CHALLENGE
Give the number of lines below that contain "text", with no other output.

DATA SUPPLIED
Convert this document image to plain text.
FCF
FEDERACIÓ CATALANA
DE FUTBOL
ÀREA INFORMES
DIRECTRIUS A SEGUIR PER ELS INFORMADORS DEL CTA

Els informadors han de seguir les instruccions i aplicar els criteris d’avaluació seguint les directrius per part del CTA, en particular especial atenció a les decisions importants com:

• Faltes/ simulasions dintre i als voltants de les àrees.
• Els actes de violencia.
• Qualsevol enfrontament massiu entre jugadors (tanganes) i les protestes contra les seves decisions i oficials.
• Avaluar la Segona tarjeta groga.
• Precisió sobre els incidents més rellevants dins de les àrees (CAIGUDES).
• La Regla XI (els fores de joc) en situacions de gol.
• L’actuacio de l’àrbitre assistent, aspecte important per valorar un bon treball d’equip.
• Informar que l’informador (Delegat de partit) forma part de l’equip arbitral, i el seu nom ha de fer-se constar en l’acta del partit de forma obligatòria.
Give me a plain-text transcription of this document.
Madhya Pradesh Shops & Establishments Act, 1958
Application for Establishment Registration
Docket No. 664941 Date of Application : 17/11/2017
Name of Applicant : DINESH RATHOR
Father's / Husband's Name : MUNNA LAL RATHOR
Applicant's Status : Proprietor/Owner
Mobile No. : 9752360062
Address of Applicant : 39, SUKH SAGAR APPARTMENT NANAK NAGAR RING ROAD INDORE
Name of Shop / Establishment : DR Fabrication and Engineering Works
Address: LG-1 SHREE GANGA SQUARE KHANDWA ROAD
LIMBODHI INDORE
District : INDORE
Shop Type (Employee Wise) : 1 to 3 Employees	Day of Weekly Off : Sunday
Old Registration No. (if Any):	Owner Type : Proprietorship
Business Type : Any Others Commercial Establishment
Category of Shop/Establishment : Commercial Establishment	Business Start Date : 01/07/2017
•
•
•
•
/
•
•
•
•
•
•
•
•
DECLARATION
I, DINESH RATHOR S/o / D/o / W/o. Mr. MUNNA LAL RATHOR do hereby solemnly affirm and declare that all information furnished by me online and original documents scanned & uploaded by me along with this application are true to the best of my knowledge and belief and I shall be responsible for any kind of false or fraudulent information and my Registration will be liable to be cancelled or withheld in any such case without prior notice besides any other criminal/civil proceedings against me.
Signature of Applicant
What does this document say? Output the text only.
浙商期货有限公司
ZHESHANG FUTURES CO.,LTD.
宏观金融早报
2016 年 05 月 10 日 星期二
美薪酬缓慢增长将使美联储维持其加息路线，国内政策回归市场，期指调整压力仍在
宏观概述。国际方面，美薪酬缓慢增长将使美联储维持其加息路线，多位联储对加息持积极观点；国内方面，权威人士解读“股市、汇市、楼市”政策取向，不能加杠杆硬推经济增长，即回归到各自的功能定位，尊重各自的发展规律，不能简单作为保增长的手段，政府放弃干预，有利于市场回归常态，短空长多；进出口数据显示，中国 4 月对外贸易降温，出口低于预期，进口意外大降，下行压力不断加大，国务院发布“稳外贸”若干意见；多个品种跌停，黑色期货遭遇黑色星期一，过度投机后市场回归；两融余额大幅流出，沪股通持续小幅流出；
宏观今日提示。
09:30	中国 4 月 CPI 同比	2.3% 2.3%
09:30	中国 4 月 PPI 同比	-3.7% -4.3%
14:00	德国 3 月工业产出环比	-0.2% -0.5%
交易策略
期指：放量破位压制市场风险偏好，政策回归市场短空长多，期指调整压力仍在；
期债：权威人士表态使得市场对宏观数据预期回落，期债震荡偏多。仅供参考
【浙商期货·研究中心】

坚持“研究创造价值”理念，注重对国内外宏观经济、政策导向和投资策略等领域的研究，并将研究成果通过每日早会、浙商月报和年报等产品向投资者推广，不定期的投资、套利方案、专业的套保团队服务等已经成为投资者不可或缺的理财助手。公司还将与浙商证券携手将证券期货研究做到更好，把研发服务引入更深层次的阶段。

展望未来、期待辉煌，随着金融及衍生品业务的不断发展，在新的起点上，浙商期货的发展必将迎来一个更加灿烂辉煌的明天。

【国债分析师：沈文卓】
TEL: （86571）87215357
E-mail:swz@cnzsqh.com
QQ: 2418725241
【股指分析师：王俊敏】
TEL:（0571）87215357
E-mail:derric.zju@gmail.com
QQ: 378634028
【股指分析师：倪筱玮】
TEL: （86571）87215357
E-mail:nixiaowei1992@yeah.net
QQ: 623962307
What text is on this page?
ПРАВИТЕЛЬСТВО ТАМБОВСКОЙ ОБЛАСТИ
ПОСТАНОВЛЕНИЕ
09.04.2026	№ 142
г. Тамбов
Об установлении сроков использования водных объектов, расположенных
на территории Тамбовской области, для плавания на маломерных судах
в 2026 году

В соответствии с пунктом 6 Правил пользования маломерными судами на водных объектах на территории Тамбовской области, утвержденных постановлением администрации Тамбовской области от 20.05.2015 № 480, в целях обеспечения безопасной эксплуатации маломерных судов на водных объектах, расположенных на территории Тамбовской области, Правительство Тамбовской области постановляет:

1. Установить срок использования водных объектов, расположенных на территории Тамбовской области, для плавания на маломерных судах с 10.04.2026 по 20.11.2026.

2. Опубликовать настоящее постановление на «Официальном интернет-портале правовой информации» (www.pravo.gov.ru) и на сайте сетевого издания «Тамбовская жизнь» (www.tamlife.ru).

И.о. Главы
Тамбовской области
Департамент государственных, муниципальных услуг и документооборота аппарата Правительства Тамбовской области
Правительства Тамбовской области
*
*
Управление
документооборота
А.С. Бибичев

RESPONSE TO THIS TASK
4